- WHAT TO WORK ON
Extract the data exactly, missing nothing.

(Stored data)
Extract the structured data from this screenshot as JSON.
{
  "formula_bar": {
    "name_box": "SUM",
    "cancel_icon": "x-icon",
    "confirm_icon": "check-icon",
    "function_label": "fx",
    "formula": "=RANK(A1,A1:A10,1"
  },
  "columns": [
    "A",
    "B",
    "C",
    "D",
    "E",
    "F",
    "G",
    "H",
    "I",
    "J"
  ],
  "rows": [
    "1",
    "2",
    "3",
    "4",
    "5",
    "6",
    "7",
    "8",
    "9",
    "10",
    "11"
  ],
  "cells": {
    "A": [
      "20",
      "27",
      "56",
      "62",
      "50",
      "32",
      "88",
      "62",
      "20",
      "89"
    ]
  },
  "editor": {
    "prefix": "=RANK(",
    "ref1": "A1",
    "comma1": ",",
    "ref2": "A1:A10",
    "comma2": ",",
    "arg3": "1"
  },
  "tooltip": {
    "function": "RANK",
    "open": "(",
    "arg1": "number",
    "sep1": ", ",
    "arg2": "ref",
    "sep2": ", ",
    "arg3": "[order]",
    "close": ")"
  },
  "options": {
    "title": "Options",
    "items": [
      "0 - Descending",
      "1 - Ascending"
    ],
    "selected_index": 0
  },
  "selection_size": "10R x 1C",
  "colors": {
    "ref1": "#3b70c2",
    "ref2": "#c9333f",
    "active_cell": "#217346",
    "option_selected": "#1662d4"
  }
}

- TASK SOLUTION
Extract the structured data from this screenshot as JSON.
{
  "formula_bar": {
    "name_box": "SUM",
    "cancel_icon": "x-icon",
    "confirm_icon": "check-icon",
    "function_label": "fx",
    "formula": "=RANK(A1,A1:A10,1"
  },
  "columns": [
    "A",
    "B",
    "C",
    "D",
    "E",
    "F",
    "G",
    "H",
    "I",
    "J"
  ],
  "rows": [
    "1",
    "2",
    "3",
    "4",
    "5",
    "6",
    "7",
    "8",
    "9",
    "10",
    "11"
  ],
  "cells": {
    "A": [
      "20",
      "27",
      "56",
      "62",
      "50",
      "32",
      "88",
      "62",
      "20",
      "89"
    ]
  },
  "editor": {
    "prefix": "=RANK(",
    "ref1": "A1",
    "comma1": ",",
    "ref2": "A1:A10",
    "comma2": ",",
    "arg3": "1"
  },
  "tooltip": {
    "function": "RANK",
    "open": "(",
    "arg1": "number",
    "sep1": ", ",
    "arg2": "ref",
    "sep2": ", ",
    "arg3": "[order]",
    "close": ")"
  },
  "options": {
    "title": "Options",
    "items": [
      "0 - Descending",
      "1 - Ascending"
    ],
    "selected_index": 0
  },
  "selection_size": "10R x 1C",
  "colors": {
    "ref1": "#3b70c2",
    "ref2": "#c9333f",
    "active_cell": "#217346",
    "option_selected": "#1662d4"
  }
}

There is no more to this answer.